- **TASK DIRECTIONS**
Quote, without change, all of the lines that follow.

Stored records
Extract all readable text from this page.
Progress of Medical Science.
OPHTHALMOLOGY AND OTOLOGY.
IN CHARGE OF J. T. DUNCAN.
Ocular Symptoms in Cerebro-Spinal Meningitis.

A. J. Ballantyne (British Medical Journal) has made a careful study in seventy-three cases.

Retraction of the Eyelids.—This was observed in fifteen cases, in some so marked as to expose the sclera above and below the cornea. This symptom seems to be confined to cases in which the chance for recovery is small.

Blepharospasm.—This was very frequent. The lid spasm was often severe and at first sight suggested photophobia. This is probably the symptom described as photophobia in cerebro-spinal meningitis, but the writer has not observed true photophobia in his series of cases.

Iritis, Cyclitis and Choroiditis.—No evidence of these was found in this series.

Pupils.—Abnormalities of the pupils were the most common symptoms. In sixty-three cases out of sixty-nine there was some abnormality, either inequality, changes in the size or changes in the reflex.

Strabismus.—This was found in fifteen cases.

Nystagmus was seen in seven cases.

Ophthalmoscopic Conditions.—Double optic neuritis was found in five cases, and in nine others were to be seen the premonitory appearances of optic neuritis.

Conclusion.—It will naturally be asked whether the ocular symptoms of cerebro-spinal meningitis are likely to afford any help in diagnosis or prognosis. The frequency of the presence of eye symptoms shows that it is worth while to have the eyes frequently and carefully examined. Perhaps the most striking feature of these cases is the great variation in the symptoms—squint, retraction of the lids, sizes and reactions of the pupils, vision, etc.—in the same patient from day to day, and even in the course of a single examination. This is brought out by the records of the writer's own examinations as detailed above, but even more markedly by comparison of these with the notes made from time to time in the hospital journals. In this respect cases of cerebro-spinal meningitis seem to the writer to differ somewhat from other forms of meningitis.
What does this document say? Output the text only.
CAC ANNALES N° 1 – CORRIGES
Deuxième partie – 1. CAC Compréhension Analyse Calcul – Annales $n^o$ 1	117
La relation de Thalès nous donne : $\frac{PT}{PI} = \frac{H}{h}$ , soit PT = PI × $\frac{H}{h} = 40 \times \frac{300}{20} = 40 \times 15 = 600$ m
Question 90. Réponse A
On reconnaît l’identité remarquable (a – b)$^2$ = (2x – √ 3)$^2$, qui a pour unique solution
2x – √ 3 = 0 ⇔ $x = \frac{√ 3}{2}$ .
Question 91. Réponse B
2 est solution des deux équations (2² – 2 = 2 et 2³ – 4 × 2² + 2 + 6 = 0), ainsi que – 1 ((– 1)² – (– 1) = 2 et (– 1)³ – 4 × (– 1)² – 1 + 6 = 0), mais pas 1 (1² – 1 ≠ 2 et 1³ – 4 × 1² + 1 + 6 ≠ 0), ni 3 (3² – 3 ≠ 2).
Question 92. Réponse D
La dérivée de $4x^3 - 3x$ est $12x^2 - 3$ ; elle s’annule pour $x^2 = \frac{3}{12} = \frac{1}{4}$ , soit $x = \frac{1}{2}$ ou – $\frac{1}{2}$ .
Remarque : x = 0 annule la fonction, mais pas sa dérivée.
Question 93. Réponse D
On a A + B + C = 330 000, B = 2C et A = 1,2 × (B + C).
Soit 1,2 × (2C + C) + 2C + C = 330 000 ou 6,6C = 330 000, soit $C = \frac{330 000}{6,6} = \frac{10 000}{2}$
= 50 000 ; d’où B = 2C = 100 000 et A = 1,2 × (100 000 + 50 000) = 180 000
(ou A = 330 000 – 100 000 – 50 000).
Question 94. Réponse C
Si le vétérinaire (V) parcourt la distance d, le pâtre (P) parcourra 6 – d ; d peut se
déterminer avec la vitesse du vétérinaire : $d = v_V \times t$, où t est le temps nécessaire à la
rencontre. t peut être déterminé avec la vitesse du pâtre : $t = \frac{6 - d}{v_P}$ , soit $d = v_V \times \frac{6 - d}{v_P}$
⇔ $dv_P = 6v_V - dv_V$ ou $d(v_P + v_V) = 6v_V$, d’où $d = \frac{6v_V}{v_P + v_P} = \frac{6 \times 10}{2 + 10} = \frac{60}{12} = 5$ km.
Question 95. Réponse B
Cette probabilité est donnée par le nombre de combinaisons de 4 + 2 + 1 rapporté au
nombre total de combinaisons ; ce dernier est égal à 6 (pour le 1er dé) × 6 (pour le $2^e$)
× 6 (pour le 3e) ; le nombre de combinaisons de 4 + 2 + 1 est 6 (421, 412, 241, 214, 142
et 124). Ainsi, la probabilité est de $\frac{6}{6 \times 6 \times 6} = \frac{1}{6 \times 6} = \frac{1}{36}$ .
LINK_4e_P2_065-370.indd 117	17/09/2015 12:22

- **EXERCISE OUTPUT**
Extract all readable text from this page.
Progress of Medical Science.
OPHTHALMOLOGY AND OTOLOGY.
IN CHARGE OF J. T. DUNCAN.
Ocular Symptoms in Cerebro-Spinal Meningitis.

A. J. Ballantyne (British Medical Journal) has made a careful study in seventy-three cases.

Retraction of the Eyelids.—This was observed in fifteen cases, in some so marked as to expose the sclera above and below the cornea. This symptom seems to be confined to cases in which the chance for recovery is small.

Blepharospasm.—This was very frequent. The lid spasm was often severe and at first sight suggested photophobia. This is probably the symptom described as photophobia in cerebro-spinal meningitis, but the writer has not observed true photophobia in his series of cases.

Iritis, Cyclitis and Choroiditis.—No evidence of these was found in this series.

Pupils.—Abnormalities of the pupils were the most common symptoms. In sixty-three cases out of sixty-nine there was some abnormality, either inequality, changes in the size or changes in the reflex.

Strabismus.—This was found in fifteen cases.

Nystagmus was seen in seven cases.

Ophthalmoscopic Conditions.—Double optic neuritis was found in five cases, and in nine others were to be seen the premonitory appearances of optic neuritis.

Conclusion.—It will naturally be asked whether the ocular symptoms of cerebro-spinal meningitis are likely to afford any help in diagnosis or prognosis. The frequency of the presence of eye symptoms shows that it is worth while to have the eyes frequently and carefully examined. Perhaps the most striking feature of these cases is the great variation in the symptoms—squint, retraction of the lids, sizes and reactions of the pupils, vision, etc.—in the same patient from day to day, and even in the course of a single examination. This is brought out by the records of the writer's own examinations as detailed above, but even more markedly by comparison of these with the notes made from time to time in the hospital journals. In this respect cases of cerebro-spinal meningitis seem to the writer to differ somewhat from other forms of meningitis.
What does this document say? Output the text only.
CAC ANNALES N° 1 – CORRIGES
Deuxième partie – 1. CAC Compréhension Analyse Calcul – Annales $n^o$ 1	117
La relation de Thalès nous donne : $\frac{PT}{PI} = \frac{H}{h}$ , soit PT = PI × $\frac{H}{h} = 40 \times \frac{300}{20} = 40 \times 15 = 600$ m
Question 90. Réponse A
On reconnaît l’identité remarquable (a – b)$^2$ = (2x – √ 3)$^2$, qui a pour unique solution
2x – √ 3 = 0 ⇔ $x = \frac{√ 3}{2}$ .
Question 91. Réponse B
2 est solution des deux équations (2² – 2 = 2 et 2³ – 4 × 2² + 2 + 6 = 0), ainsi que – 1 ((– 1)² – (– 1) = 2 et (– 1)³ – 4 × (– 1)² – 1 + 6 = 0), mais pas 1 (1² – 1 ≠ 2 et 1³ – 4 × 1² + 1 + 6 ≠ 0), ni 3 (3² – 3 ≠ 2).
Question 92. Réponse D
La dérivée de $4x^3 - 3x$ est $12x^2 - 3$ ; elle s’annule pour $x^2 = \frac{3}{12} = \frac{1}{4}$ , soit $x = \frac{1}{2}$ ou – $\frac{1}{2}$ .
Remarque : x = 0 annule la fonction, mais pas sa dérivée.
Question 93. Réponse D
On a A + B + C = 330 000, B = 2C et A = 1,2 × (B + C).
Soit 1,2 × (2C + C) + 2C + C = 330 000 ou 6,6C = 330 000, soit $C = \frac{330 000}{6,6} = \frac{10 000}{2}$
= 50 000 ; d’où B = 2C = 100 000 et A = 1,2 × (100 000 + 50 000) = 180 000
(ou A = 330 000 – 100 000 – 50 000).
Question 94. Réponse C
Si le vétérinaire (V) parcourt la distance d, le pâtre (P) parcourra 6 – d ; d peut se
déterminer avec la vitesse du vétérinaire : $d = v_V \times t$, où t est le temps nécessaire à la
rencontre. t peut être déterminé avec la vitesse du pâtre : $t = \frac{6 - d}{v_P}$ , soit $d = v_V \times \frac{6 - d}{v_P}$
⇔ $dv_P = 6v_V - dv_V$ ou $d(v_P + v_V) = 6v_V$, d’où $d = \frac{6v_V}{v_P + v_P} = \frac{6 \times 10}{2 + 10} = \frac{60}{12} = 5$ km.
Question 95. Réponse B
Cette probabilité est donnée par le nombre de combinaisons de 4 + 2 + 1 rapporté au
nombre total de combinaisons ; ce dernier est égal à 6 (pour le 1er dé) × 6 (pour le $2^e$)
× 6 (pour le 3e) ; le nombre de combinaisons de 4 + 2 + 1 est 6 (421, 412, 241, 214, 142
et 124). Ainsi, la probabilité est de $\frac{6}{6 \times 6 \times 6} = \frac{1}{6 \times 6} = \frac{1}{36}$ .
LINK_4e_P2_065-370.indd 117	17/09/2015 12:22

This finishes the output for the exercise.